[STATED TASK] Starting at the line that holds "Read all visible content and emit it as JSON.", quote every line through the end of the records, both boundary lines included. Omit the pictures.

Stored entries
-------

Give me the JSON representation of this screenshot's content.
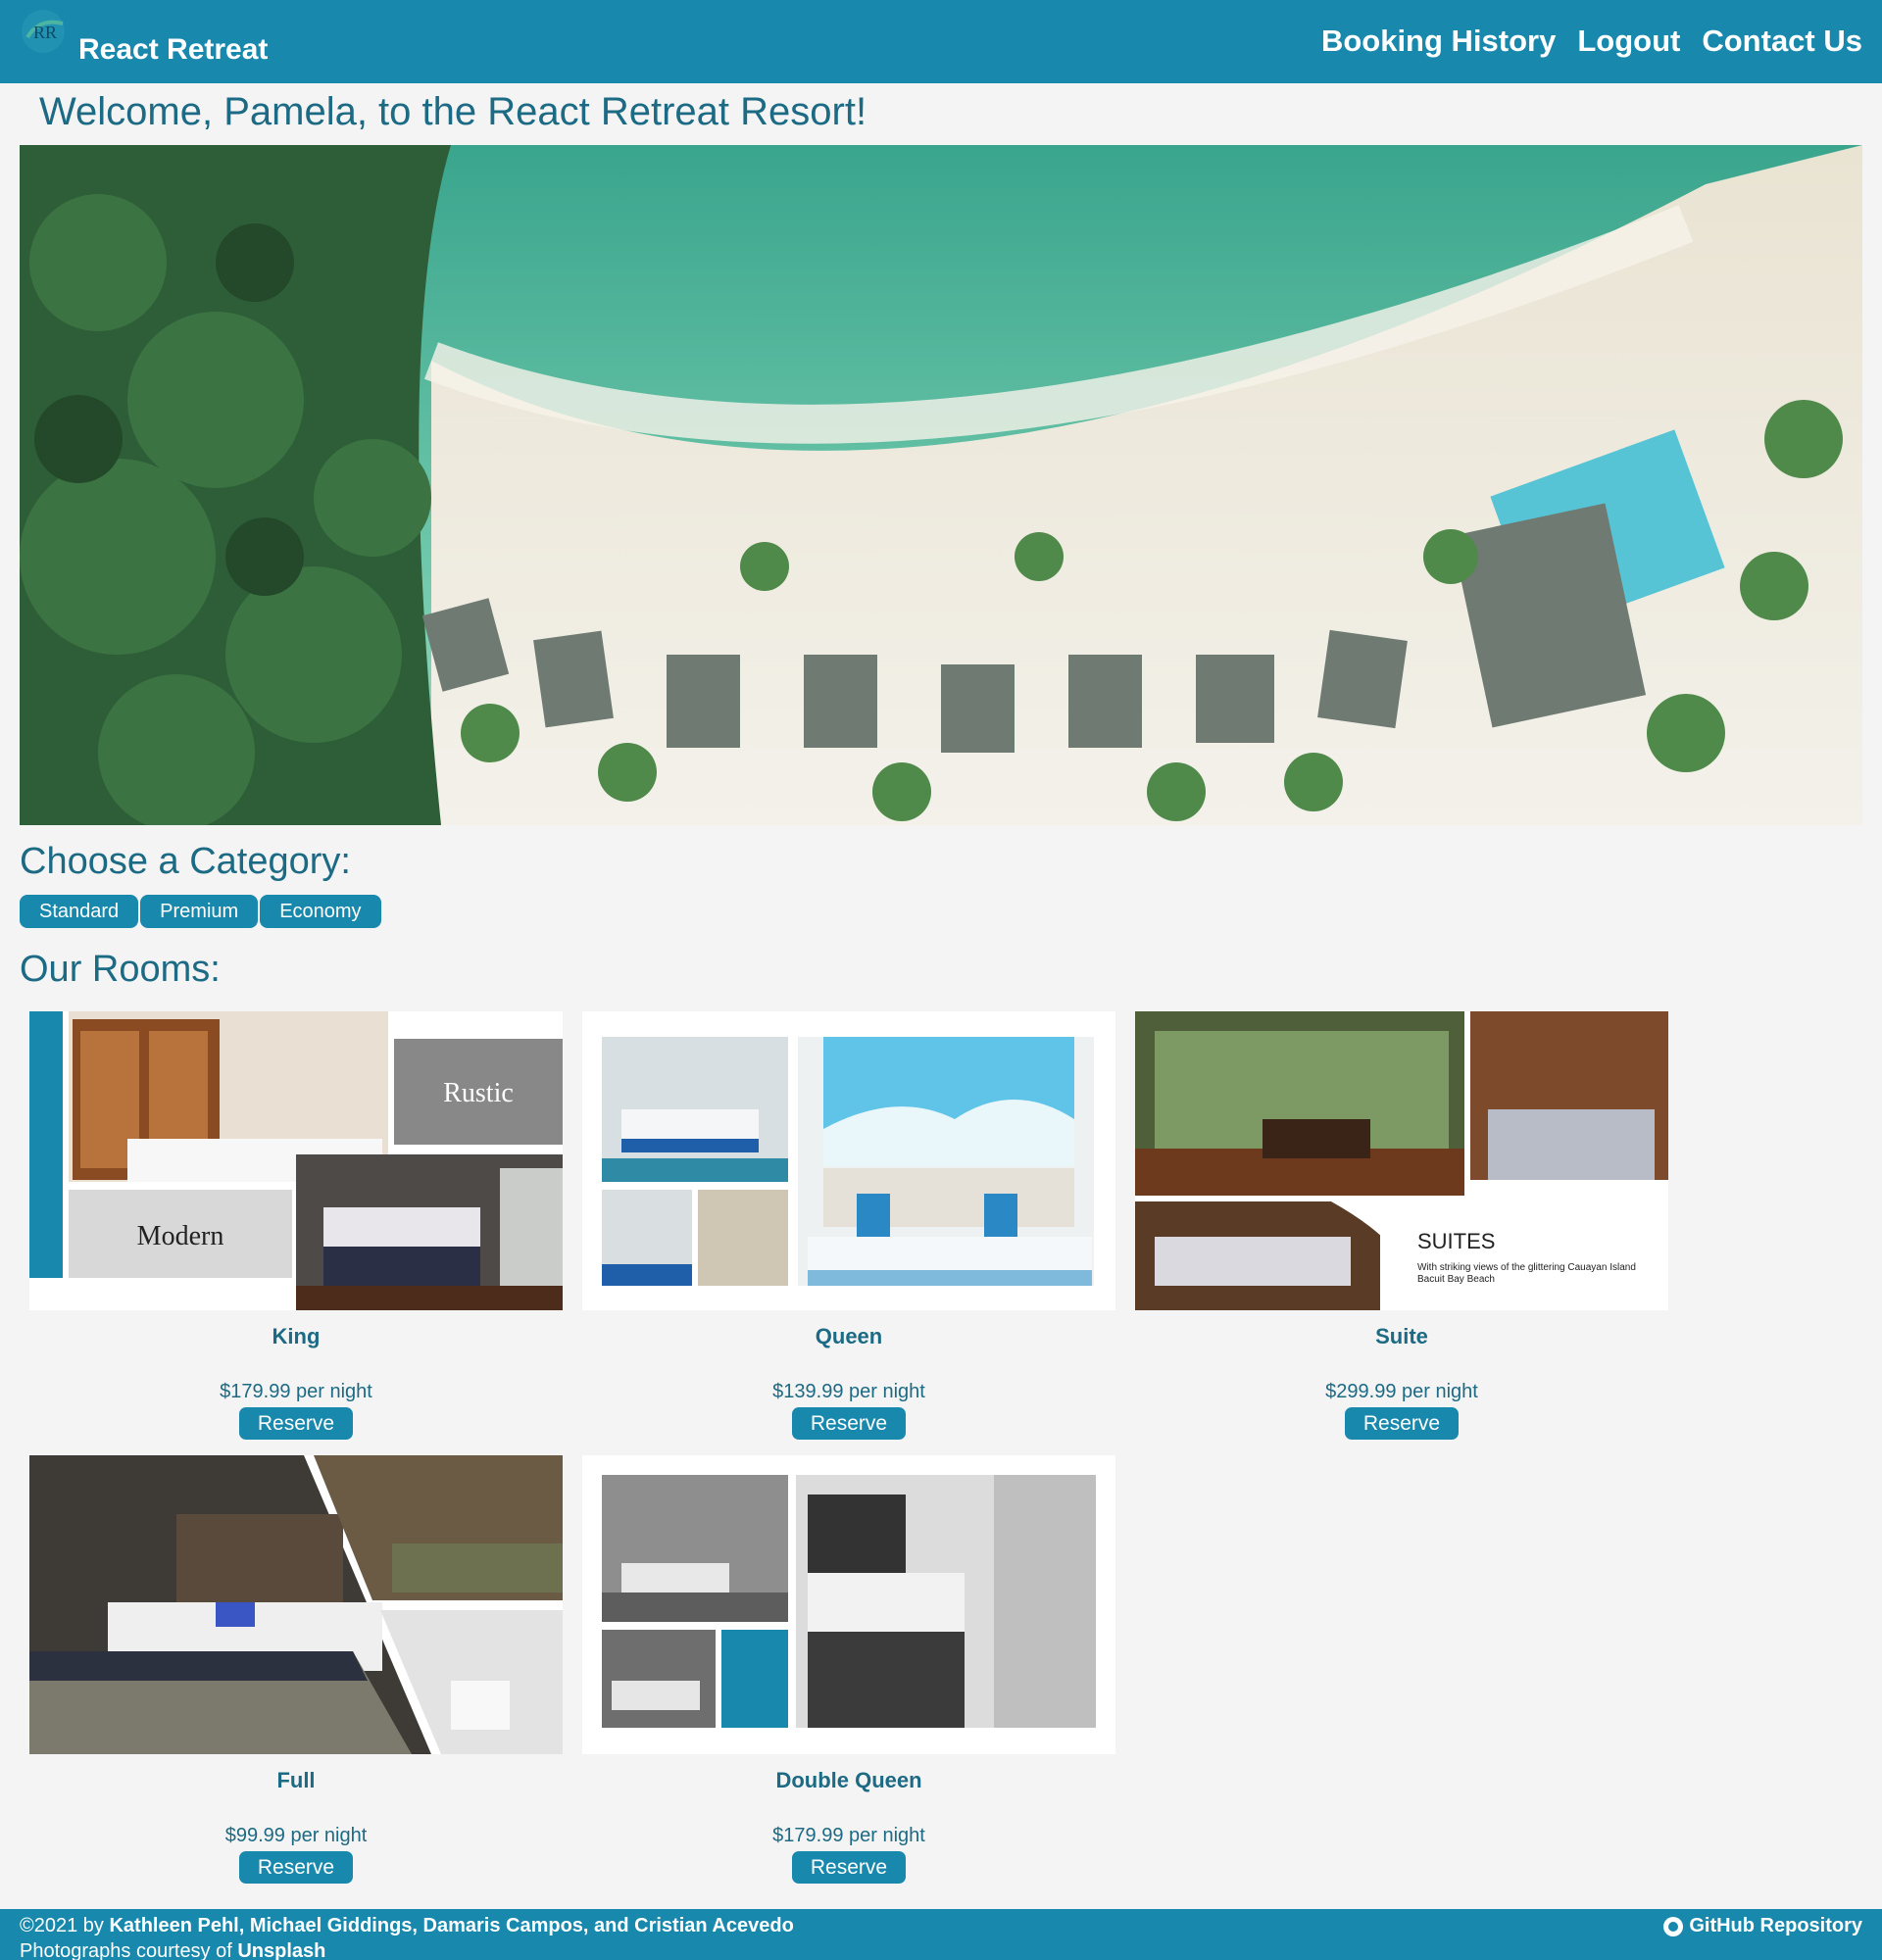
{
  "header": {
    "logo_text": "RR",
    "brand": "React Retreat",
    "nav": [
      "Booking History",
      "Logout",
      "Contact Us"
    ]
  },
  "welcome": "Welcome, Pamela, to the React Retreat Resort!",
  "category": {
    "heading": "Choose a Category:",
    "options": [
      "Standard",
      "Premium",
      "Economy"
    ]
  },
  "rooms": {
    "heading": "Our Rooms:",
    "items": [
      {
        "name": "King",
        "price": "$179.99 per night",
        "reserve": "Reserve",
        "collage_labels": [
          "Rustic",
          "Modern"
        ]
      },
      {
        "name": "Queen",
        "price": "$139.99 per night",
        "reserve": "Reserve"
      },
      {
        "name": "Suite",
        "price": "$299.99 per night",
        "reserve": "Reserve",
        "collage_labels": [
          "SUITES",
          "With striking views of the glittering Cauayan Island",
          "Bacuit Bay Beach"
        ]
      },
      {
        "name": "Full",
        "price": "$99.99 per night",
        "reserve": "Reserve"
      },
      {
        "name": "Double Queen",
        "price": "$179.99 per night",
        "reserve": "Reserve"
      }
    ]
  },
  "footer": {
    "copyright_prefix": "©2021 by ",
    "authors": "Kathleen Pehl, Michael Giddings, Damaris Campos, and Cristian Acevedo",
    "photos_prefix": "Photographs courtesy of ",
    "photos_source": "Unsplash",
    "repo": "GitHub Repository",
    "repo_icon": "github-icon"
  },
  "colors": {
    "primary": "#1888ad",
    "text": "#1c6a84",
    "background": "#f4f4f4"
  }
}
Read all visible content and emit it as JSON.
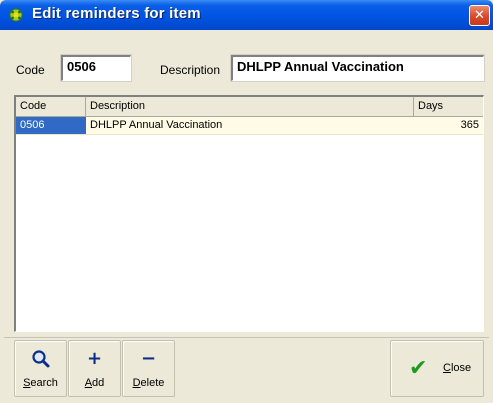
{
  "window": {
    "title": "Edit reminders for item",
    "close_glyph": "✕",
    "icon": "app-icon"
  },
  "form": {
    "code_label": "Code",
    "code_value": "0506",
    "description_label": "Description",
    "description_value": "DHLPP Annual Vaccination"
  },
  "grid": {
    "columns": [
      "Code",
      "Description",
      "Days"
    ],
    "rows": [
      {
        "code": "0506",
        "description": "DHLPP Annual Vaccination",
        "days": "365",
        "selected": true
      }
    ]
  },
  "toolbar": {
    "search": {
      "icon": "magnifier-icon",
      "glyph": "🔍",
      "label_first": "S",
      "label_rest": "earch"
    },
    "add": {
      "icon": "plus-icon",
      "glyph": "+",
      "label_first": "A",
      "label_rest": "dd"
    },
    "delete": {
      "icon": "minus-icon",
      "glyph": "−",
      "label_first": "D",
      "label_rest": "elete"
    },
    "close": {
      "icon": "checkmark-icon",
      "glyph": "✔",
      "label_first": "C",
      "label_rest": "lose"
    }
  },
  "colors": {
    "titlebar": "#0054e3",
    "selection": "#316ac5",
    "row_highlight": "#fffbe6",
    "check": "#1f9a1f",
    "close_button": "#d74a2a"
  }
}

-------

[THE SOLUTION]
Read all visible content and emit it as JSON.
{
  "window": {
    "title": "Edit reminders for item",
    "close_glyph": "✕",
    "icon": "app-icon"
  },
  "form": {
    "code_label": "Code",
    "code_value": "0506",
    "description_label": "Description",
    "description_value": "DHLPP Annual Vaccination"
  },
  "grid": {
    "columns": [
      "Code",
      "Description",
      "Days"
    ],
    "rows": [
      {
        "code": "0506",
        "description": "DHLPP Annual Vaccination",
        "days": "365",
        "selected": true
      }
    ]
  },
  "toolbar": {
    "search": {
      "icon": "magnifier-icon",
      "glyph": "🔍",
      "label_first": "S",
      "label_rest": "earch"
    },
    "add": {
      "icon": "plus-icon",
      "glyph": "+",
      "label_first": "A",
      "label_rest": "dd"
    },
    "delete": {
      "icon": "minus-icon",
      "glyph": "−",
      "label_first": "D",
      "label_rest": "elete"
    },
    "close": {
      "icon": "checkmark-icon",
      "glyph": "✔",
      "label_first": "C",
      "label_rest": "lose"
    }
  },
  "colors": {
    "titlebar": "#0054e3",
    "selection": "#316ac5",
    "row_highlight": "#fffbe6",
    "check": "#1f9a1f",
    "close_button": "#d74a2a"
  }
}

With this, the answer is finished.